# Exercise requirements:
The data below should be restated word for word, with every picture omitted.

# The data:
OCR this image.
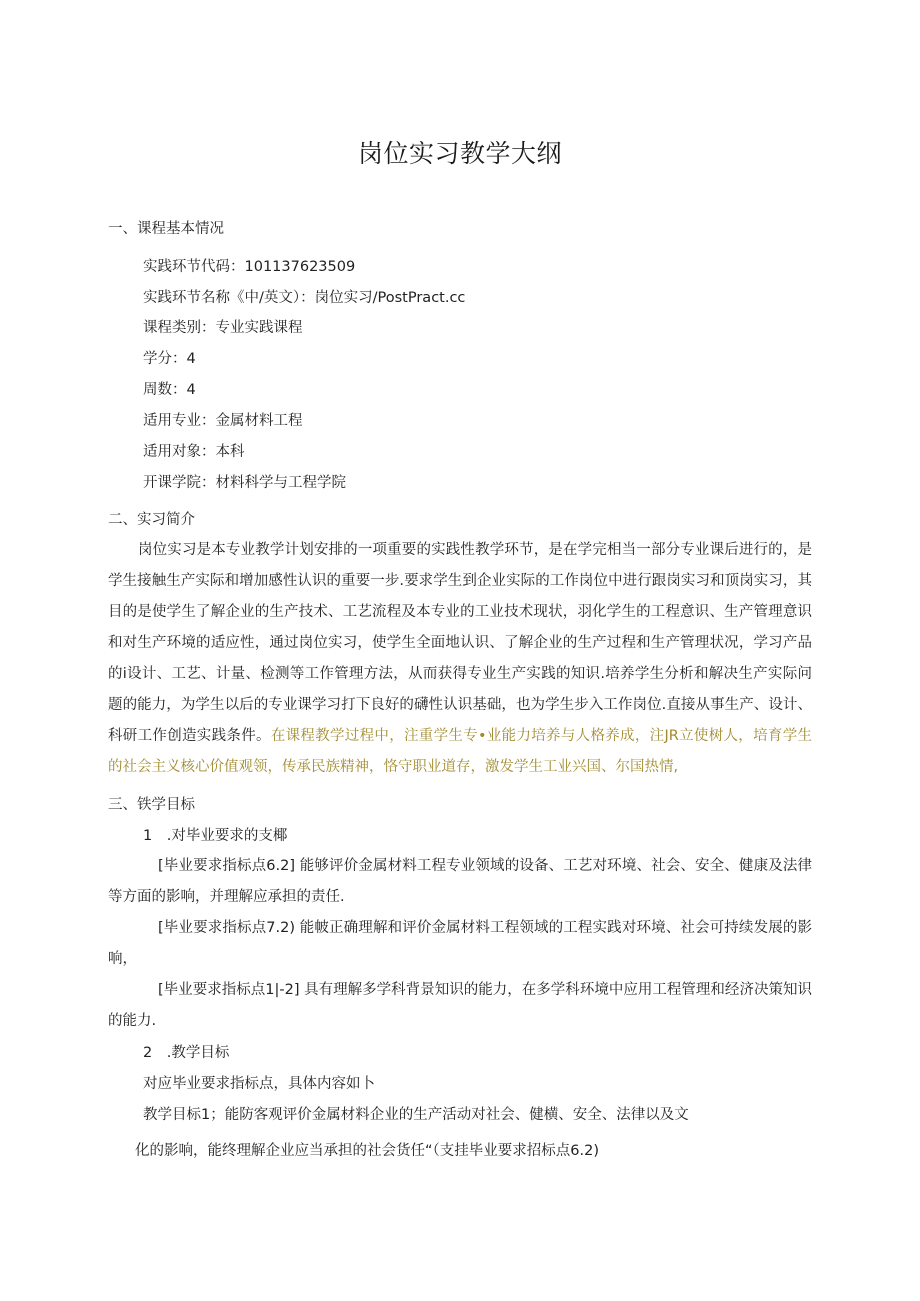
岗位实习教学大纲
一、课程基本情况
实践环节代码：101137623509
实践环节名称《中/英文）：岗位实习/PostPract.cc
课程类别：专业实践课程
学分：4
周数：4
适用专业：金属材料工程
适用对象：本科
开课学院：材料科学与工程学院
二、实习简介
岗位实习是本专业教学计划安排的一项重要的实践性教学环节，是在学完相当一部分专业课后进行的，是学生接触生产实际和增加感性认识的重要一步.要求学生到企业实际的工作岗位中进行跟岗实习和顶岗实习，其目的是使学生了解企业的生产技术、工艺流程及本专业的工业技术现状，羽化学生的工程意识、生产管理意识和对生产环境的适应性，通过岗位实习，使学生全面地认识、了解企业的生产过程和生产管理状况，学习产品的i设计、工艺、计量、检测等工作管理方法，从而获得专业生产实践的知识.培养学生分析和解决生产实际问题的能力，为学生以后的专业课学习打下良好的礴性认识基础，也为学生步入工作岗位.直接从事生产、设计、科研工作创造实践条件。在课程教学过程中，注重学生专•业能力培养与人格养成，注JR立使树人，培育学生的社会主义核心价值观领，传承民族精神，恪守职业道存，激发学生工业兴国、尔国热情,
三、铁学目标
1　.对毕业要求的支椰
[毕业要求指标点6.2] 能够评价金属材料工程专业领域的设备、工艺对环境、社会、安全、健康及法律等方面的影响，并理解应承担的责任.
[毕业要求指标点7.2) 能帔正确理解和评价金属材料工程领域的工程实践对环境、社会可持续发展的影响，
[毕业要求指标点1|-2] 具有理解多学科背景知识的能力，在多学科环境中应用工程管理和经济决策知识的能力.
2　.教学目标
对应毕业要求指标点，具体内容如卜
教学目标1；能防客观评价金属材料企业的生产活动对社会、健横、安全、法律以及文
化的影响，能终理解企业应当承担的社会货任“（支挂毕业要求招标点6.2)
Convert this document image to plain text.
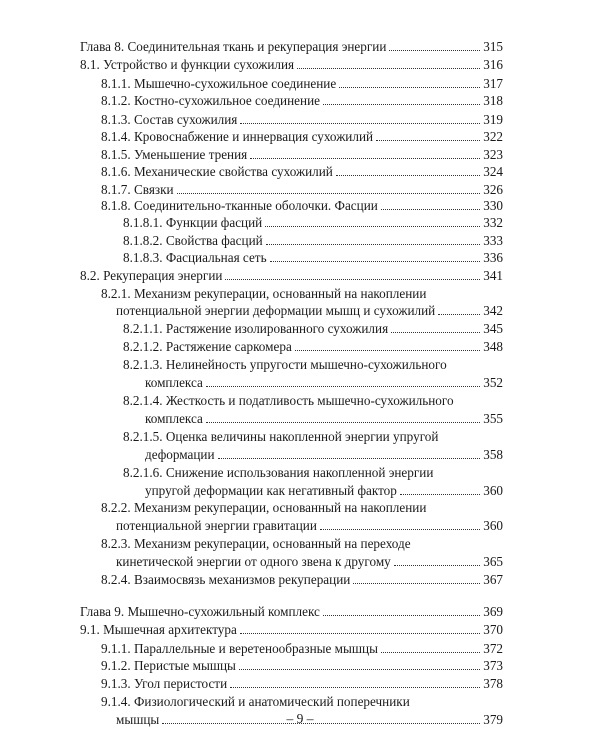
Глава 8. Соединительная ткань и рекуперация энергии	315
8.1. Устройство и функции сухожилия	316
8.1.1. Мышечно-сухожильное соединение	317
8.1.2. Костно-сухожильное соединение	318
8.1.3. Состав сухожилия	319
8.1.4. Кровоснабжение и иннервация сухожилий	322
8.1.5. Уменьшение трения	323
8.1.6. Механические свойства сухожилий	324
8.1.7. Связки	326
8.1.8. Соединительно-тканные оболочки. Фасции	330
8.1.8.1. Функции фасций	332
8.1.8.2. Свойства фасций	333
8.1.8.3. Фасциальная сеть	336
8.2. Рекуперация энергии	341
8.2.1. Механизм рекуперации, основанный на накоплении
потенциальной энергии деформации мышц и сухожилий	342
8.2.1.1. Растяжение изолированного сухожилия	345
8.2.1.2. Растяжение саркомера	348
8.2.1.3. Нелинейность упругости мышечно-сухожильного
комплекса	352
8.2.1.4. Жесткость и податливость мышечно-сухожильного
комплекса	355
8.2.1.5. Оценка величины накопленной энергии упругой
деформации	358
8.2.1.6. Снижение использования накопленной энергии
упругой деформации как негативный фактор	360
8.2.2. Механизм рекуперации, основанный на накоплении
потенциальной энергии гравитации	360
8.2.3. Механизм рекуперации, основанный на переходе
кинетической энергии от одного звена к другому	365
8.2.4. Взаимосвязь механизмов рекуперации	367
Глава 9. Мышечно-сухожильный комплекс	369
9.1. Мышечная архитектура	370
9.1.1. Параллельные и веретенообразные мышцы	372
9.1.2. Перистые мышцы	373
9.1.3. Угол перистости	378
9.1.4. Физиологический и анатомический поперечники
мышцы	379
– 9 –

# Output for this task:
OCR this image.
岗位实习教学大纲
一、课程基本情况
实践环节代码：101137623509
实践环节名称《中/英文）：岗位实习/PostPract.cc
课程类别：专业实践课程
学分：4
周数：4
适用专业：金属材料工程
适用对象：本科
开课学院：材料科学与工程学院
二、实习简介
岗位实习是本专业教学计划安排的一项重要的实践性教学环节，是在学完相当一部分专业课后进行的，是学生接触生产实际和增加感性认识的重要一步.要求学生到企业实际的工作岗位中进行跟岗实习和顶岗实习，其目的是使学生了解企业的生产技术、工艺流程及本专业的工业技术现状，羽化学生的工程意识、生产管理意识和对生产环境的适应性，通过岗位实习，使学生全面地认识、了解企业的生产过程和生产管理状况，学习产品的i设计、工艺、计量、检测等工作管理方法，从而获得专业生产实践的知识.培养学生分析和解决生产实际问题的能力，为学生以后的专业课学习打下良好的礴性认识基础，也为学生步入工作岗位.直接从事生产、设计、科研工作创造实践条件。在课程教学过程中，注重学生专•业能力培养与人格养成，注JR立使树人，培育学生的社会主义核心价值观领，传承民族精神，恪守职业道存，激发学生工业兴国、尔国热情,
三、铁学目标
1　.对毕业要求的支椰
[毕业要求指标点6.2] 能够评价金属材料工程专业领域的设备、工艺对环境、社会、安全、健康及法律等方面的影响，并理解应承担的责任.
[毕业要求指标点7.2) 能帔正确理解和评价金属材料工程领域的工程实践对环境、社会可持续发展的影响，
[毕业要求指标点1|-2] 具有理解多学科背景知识的能力，在多学科环境中应用工程管理和经济决策知识的能力.
2　.教学目标
对应毕业要求指标点，具体内容如卜
教学目标1；能防客观评价金属材料企业的生产活动对社会、健横、安全、法律以及文
化的影响，能终理解企业应当承担的社会货任“（支挂毕业要求招标点6.2)
Convert this document image to plain text.
Глава 8. Соединительная ткань и рекуперация энергии	315
8.1. Устройство и функции сухожилия	316
8.1.1. Мышечно-сухожильное соединение	317
8.1.2. Костно-сухожильное соединение	318
8.1.3. Состав сухожилия	319
8.1.4. Кровоснабжение и иннервация сухожилий	322
8.1.5. Уменьшение трения	323
8.1.6. Механические свойства сухожилий	324
8.1.7. Связки	326
8.1.8. Соединительно-тканные оболочки. Фасции	330
8.1.8.1. Функции фасций	332
8.1.8.2. Свойства фасций	333
8.1.8.3. Фасциальная сеть	336
8.2. Рекуперация энергии	341
8.2.1. Механизм рекуперации, основанный на накоплении
потенциальной энергии деформации мышц и сухожилий	342
8.2.1.1. Растяжение изолированного сухожилия	345
8.2.1.2. Растяжение саркомера	348
8.2.1.3. Нелинейность упругости мышечно-сухожильного
комплекса	352
8.2.1.4. Жесткость и податливость мышечно-сухожильного
комплекса	355
8.2.1.5. Оценка величины накопленной энергии упругой
деформации	358
8.2.1.6. Снижение использования накопленной энергии
упругой деформации как негативный фактор	360
8.2.2. Механизм рекуперации, основанный на накоплении
потенциальной энергии гравитации	360
8.2.3. Механизм рекуперации, основанный на переходе
кинетической энергии от одного звена к другому	365
8.2.4. Взаимосвязь механизмов рекуперации	367
Глава 9. Мышечно-сухожильный комплекс	369
9.1. Мышечная архитектура	370
9.1.1. Параллельные и веретенообразные мышцы	372
9.1.2. Перистые мышцы	373
9.1.3. Угол перистости	378
9.1.4. Физиологический и анатомический поперечники
мышцы	379
– 9 –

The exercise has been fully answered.